▶ [THE TASK]
What follows is a set of records; restate each one word for word and drop the pictures.

######

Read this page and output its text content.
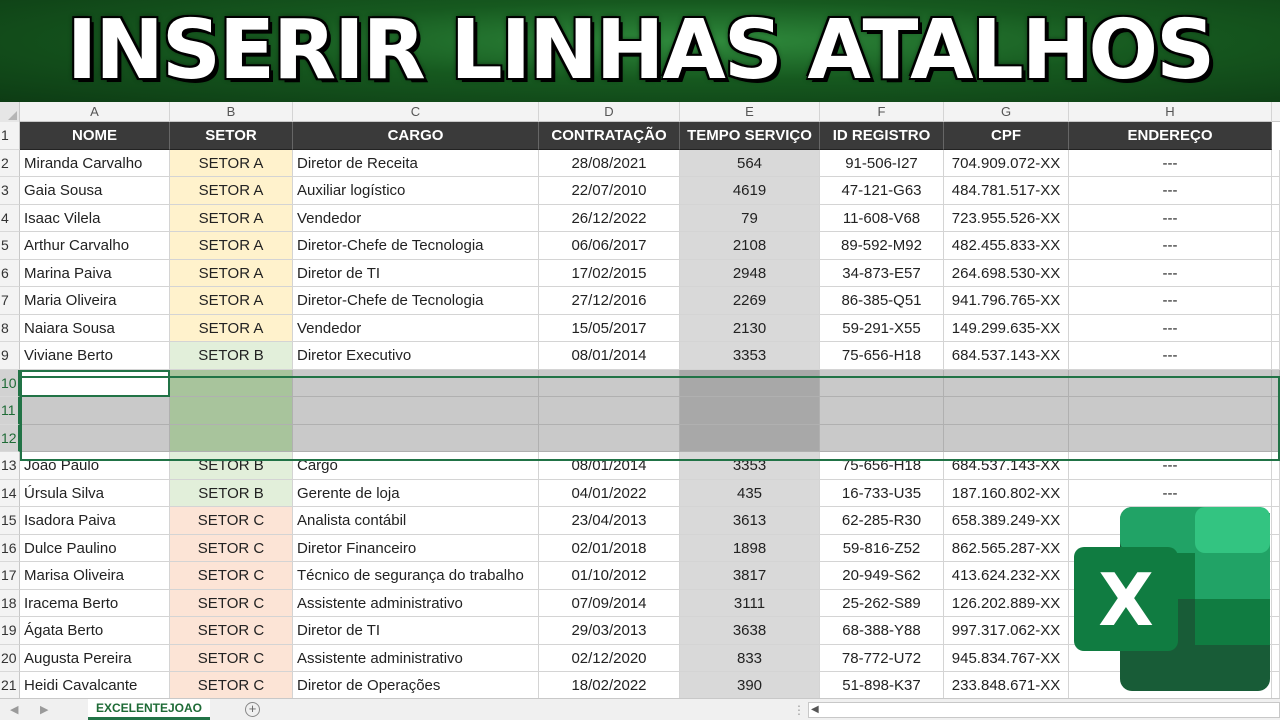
INSERIR LINHAS ATALHOS
A	B	C	D	E	F	G	H
1	NOME	SETOR	CARGO	CONTRATAÇÃO	TEMPO SERVIÇO	ID REGISTRO	CPF	ENDEREÇO
2	Miranda Carvalho	SETOR A	Diretor de Receita	28/08/2021	564	91-506-I27	704.909.072-XX	---
3	Gaia Sousa	SETOR A	Auxiliar logístico	22/07/2010	4619	47-121-G63	484.781.517-XX	---
4	Isaac Vilela	SETOR A	Vendedor	26/12/2022	79	11-608-V68	723.955.526-XX	---
5	Arthur Carvalho	SETOR A	Diretor-Chefe de Tecnologia	06/06/2017	2108	89-592-M92	482.455.833-XX	---
6	Marina Paiva	SETOR A	Diretor de TI	17/02/2015	2948	34-873-E57	264.698.530-XX	---
7	Maria Oliveira	SETOR A	Diretor-Chefe de Tecnologia	27/12/2016	2269	86-385-Q51	941.796.765-XX	---
8	Naiara Sousa	SETOR A	Vendedor	15/05/2017	2130	59-291-X55	149.299.635-XX	---
9	Viviane Berto	SETOR B	Diretor Executivo	08/01/2014	3353	75-656-H18	684.537.143-XX	---
10
11
12
13 João Paulo	SETOR B	Cargo	08/01/2014	3353	75-656-H18	684.537.143-XX	---
14 Úrsula Silva	SETOR B	Gerente de loja	04/01/2022	435	16-733-U35	187.160.802-XX	---
15 Isadora Paiva	SETOR C	Analista contábil	23/04/2013	3613	62-285-R30	658.389.249-XX
16 Dulce Paulino	SETOR C	Diretor Financeiro	02/01/2018	1898	59-816-Z52	862.565.287-XX
17 Marisa Oliveira	SETOR C	Técnico de segurança do trabalho	01/10/2012	3817	20-949-S62	413.624.232-XX
18 Iracema Berto	SETOR C	Assistente administrativo	07/09/2014	3111	25-262-S89	126.202.889-XX
19 Ágata Berto	SETOR C	Diretor de TI	29/03/2013	3638	68-388-Y88	997.317.062-XX
20 Augusta Pereira	SETOR C	Assistente administrativo	02/12/2020	833	78-772-U72	945.834.767-XX
21 Heidi Cavalcante	SETOR C	Diretor de Operações	18/02/2022	390	51-898-K37	233.848.671-XX
◀ ▶	EXCELENTEJOAO	+	⋮ ◀
X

######

▶ [FINAL ANSWER]
Read this page and output its text content.
INSERIR LINHAS ATALHOS
A	B	C	D	E	F	G	H
1	NOME	SETOR	CARGO	CONTRATAÇÃO	TEMPO SERVIÇO	ID REGISTRO	CPF	ENDEREÇO
2	Miranda Carvalho	SETOR A	Diretor de Receita	28/08/2021	564	91-506-I27	704.909.072-XX	---
3	Gaia Sousa	SETOR A	Auxiliar logístico	22/07/2010	4619	47-121-G63	484.781.517-XX	---
4	Isaac Vilela	SETOR A	Vendedor	26/12/2022	79	11-608-V68	723.955.526-XX	---
5	Arthur Carvalho	SETOR A	Diretor-Chefe de Tecnologia	06/06/2017	2108	89-592-M92	482.455.833-XX	---
6	Marina Paiva	SETOR A	Diretor de TI	17/02/2015	2948	34-873-E57	264.698.530-XX	---
7	Maria Oliveira	SETOR A	Diretor-Chefe de Tecnologia	27/12/2016	2269	86-385-Q51	941.796.765-XX	---
8	Naiara Sousa	SETOR A	Vendedor	15/05/2017	2130	59-291-X55	149.299.635-XX	---
9	Viviane Berto	SETOR B	Diretor Executivo	08/01/2014	3353	75-656-H18	684.537.143-XX	---
10
11
12
13 João Paulo	SETOR B	Cargo	08/01/2014	3353	75-656-H18	684.537.143-XX	---
14 Úrsula Silva	SETOR B	Gerente de loja	04/01/2022	435	16-733-U35	187.160.802-XX	---
15 Isadora Paiva	SETOR C	Analista contábil	23/04/2013	3613	62-285-R30	658.389.249-XX
16 Dulce Paulino	SETOR C	Diretor Financeiro	02/01/2018	1898	59-816-Z52	862.565.287-XX
17 Marisa Oliveira	SETOR C	Técnico de segurança do trabalho	01/10/2012	3817	20-949-S62	413.624.232-XX
18 Iracema Berto	SETOR C	Assistente administrativo	07/09/2014	3111	25-262-S89	126.202.889-XX
19 Ágata Berto	SETOR C	Diretor de TI	29/03/2013	3638	68-388-Y88	997.317.062-XX
20 Augusta Pereira	SETOR C	Assistente administrativo	02/12/2020	833	78-772-U72	945.834.767-XX
21 Heidi Cavalcante	SETOR C	Diretor de Operações	18/02/2022	390	51-898-K37	233.848.671-XX
◀ ▶	EXCELENTEJOAO	+	⋮ ◀
X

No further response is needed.